• [Task statement]
Each entry below must be repeated exactly, with pictures left out.

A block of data
====================
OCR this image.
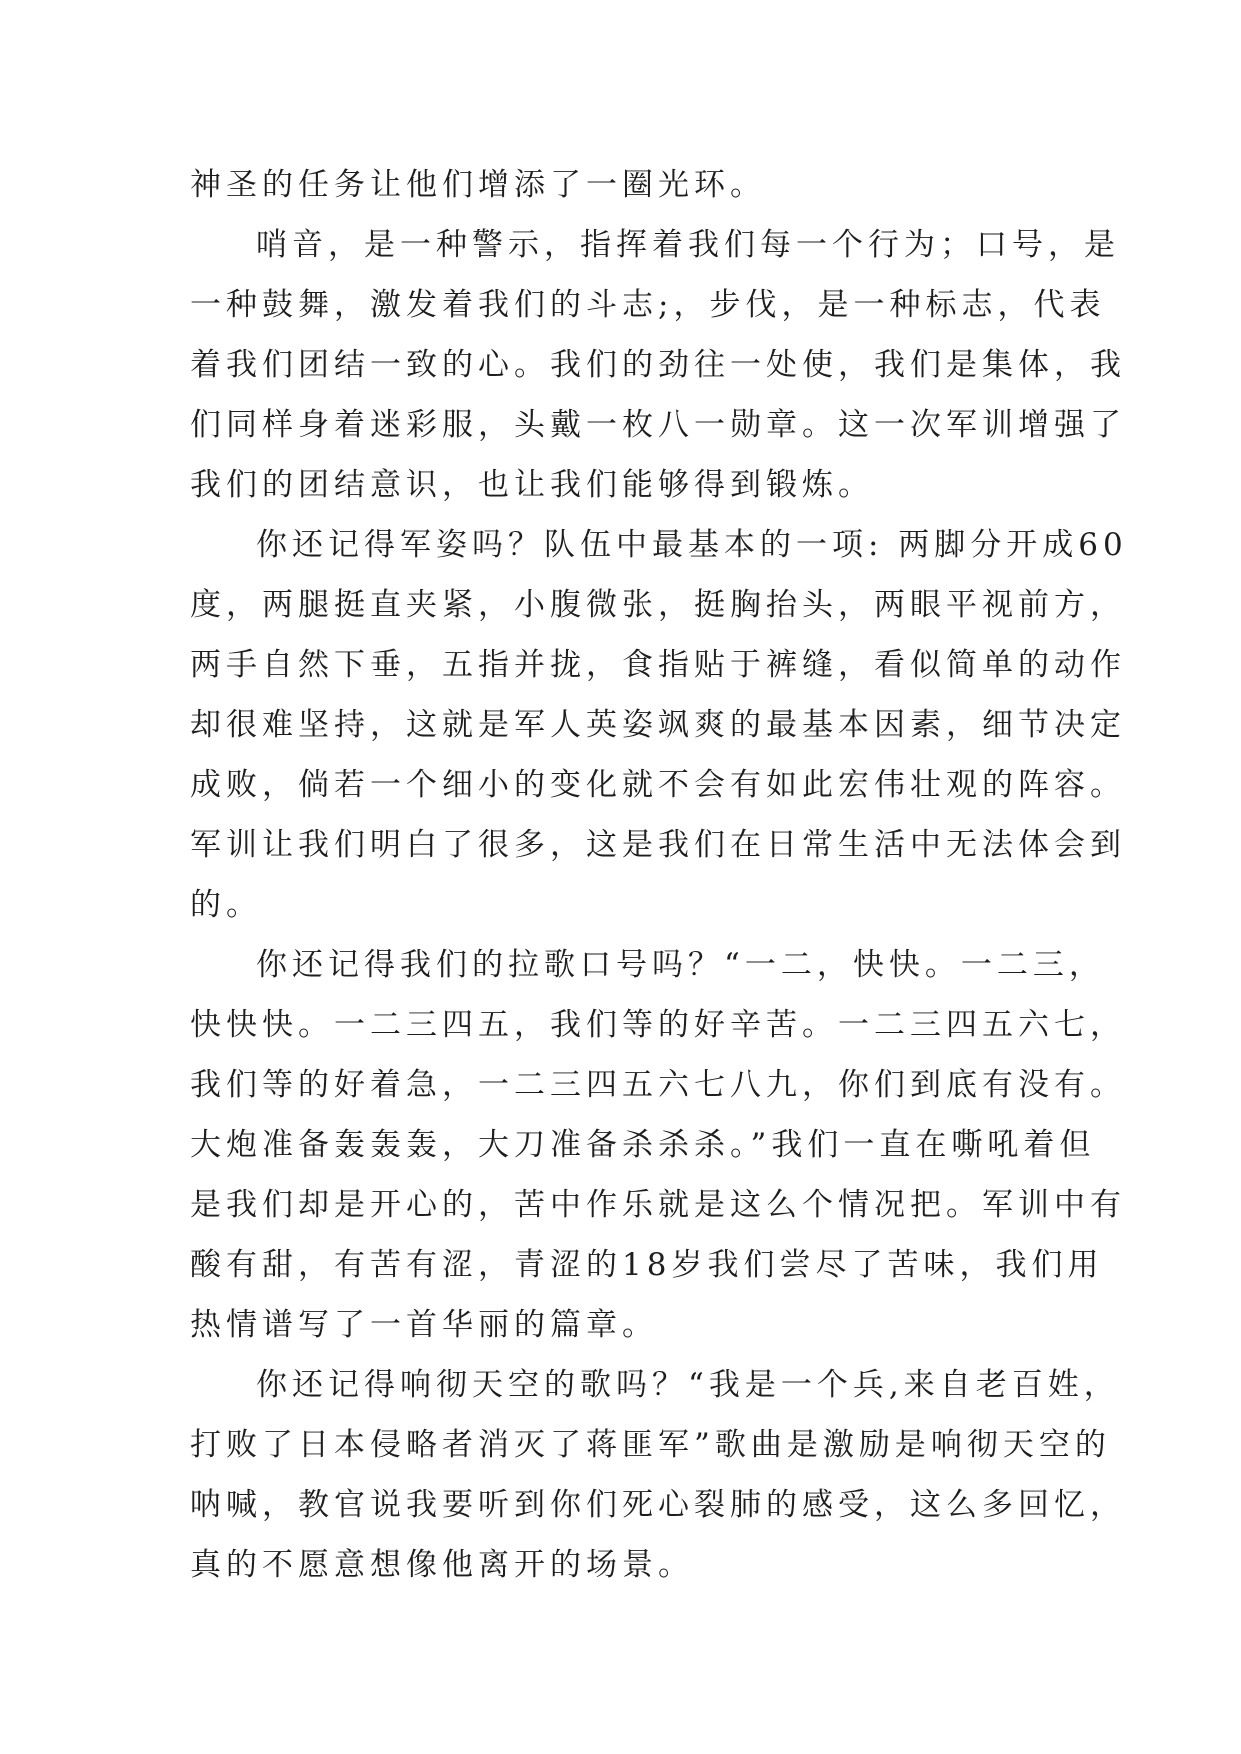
神圣的任务让他们增添了一圈光环。
哨音，是一种警示，指挥着我们每一个行为；口号，是
一种鼓舞，激发着我们的斗志;，步伐，是一种标志，代表
着我们团结一致的心。我们的劲往一处使，我们是集体，我
们同样身着迷彩服，头戴一枚八一勋章。这一次军训增强了
我们的团结意识，也让我们能够得到锻炼。
你还记得军姿吗？队伍中最基本的一项: 两脚分开成60
度，两腿挺直夹紧，小腹微张，挺胸抬头，两眼平视前方，
两手自然下垂，五指并拢，食指贴于裤缝，看似简单的动作
却很难坚持，这就是军人英姿飒爽的最基本因素，细节决定
成败，倘若一个细小的变化就不会有如此宏伟壮观的阵容。
军训让我们明白了很多，这是我们在日常生活中无法体会到
的。
你还记得我们的拉歌口号吗？“一二，快快。一二三，
快快快。一二三四五，我们等的好辛苦。一二三四五六七，
我们等的好着急，一二三四五六七八九，你们到底有没有。
大炮准备轰轰轰，大刀准备杀杀杀。”我们一直在嘶吼着但
是我们却是开心的，苦中作乐就是这么个情况把。军训中有
酸有甜，有苦有涩，青涩的18岁我们尝尽了苦味，我们用
热情谱写了一首华丽的篇章。
你还记得响彻天空的歌吗？“我是一个兵,来自老百姓，
打败了日本侵略者消灭了蒋匪军”歌曲是激励是响彻天空的
呐喊，教官说我要听到你们死心裂肺的感受，这么多回忆，
真的不愿意想像他离开的场景。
====================
• [Solution to this problem]
OCR this image.
神圣的任务让他们增添了一圈光环。
哨音，是一种警示，指挥着我们每一个行为；口号，是
一种鼓舞，激发着我们的斗志;，步伐，是一种标志，代表
着我们团结一致的心。我们的劲往一处使，我们是集体，我
们同样身着迷彩服，头戴一枚八一勋章。这一次军训增强了
我们的团结意识，也让我们能够得到锻炼。
你还记得军姿吗？队伍中最基本的一项: 两脚分开成60
度，两腿挺直夹紧，小腹微张，挺胸抬头，两眼平视前方，
两手自然下垂，五指并拢，食指贴于裤缝，看似简单的动作
却很难坚持，这就是军人英姿飒爽的最基本因素，细节决定
成败，倘若一个细小的变化就不会有如此宏伟壮观的阵容。
军训让我们明白了很多，这是我们在日常生活中无法体会到
的。
你还记得我们的拉歌口号吗？“一二，快快。一二三，
快快快。一二三四五，我们等的好辛苦。一二三四五六七，
我们等的好着急，一二三四五六七八九，你们到底有没有。
大炮准备轰轰轰，大刀准备杀杀杀。”我们一直在嘶吼着但
是我们却是开心的，苦中作乐就是这么个情况把。军训中有
酸有甜，有苦有涩，青涩的18岁我们尝尽了苦味，我们用
热情谱写了一首华丽的篇章。
你还记得响彻天空的歌吗？“我是一个兵,来自老百姓，
打败了日本侵略者消灭了蒋匪军”歌曲是激励是响彻天空的
呐喊，教官说我要听到你们死心裂肺的感受，这么多回忆，
真的不愿意想像他离开的场景。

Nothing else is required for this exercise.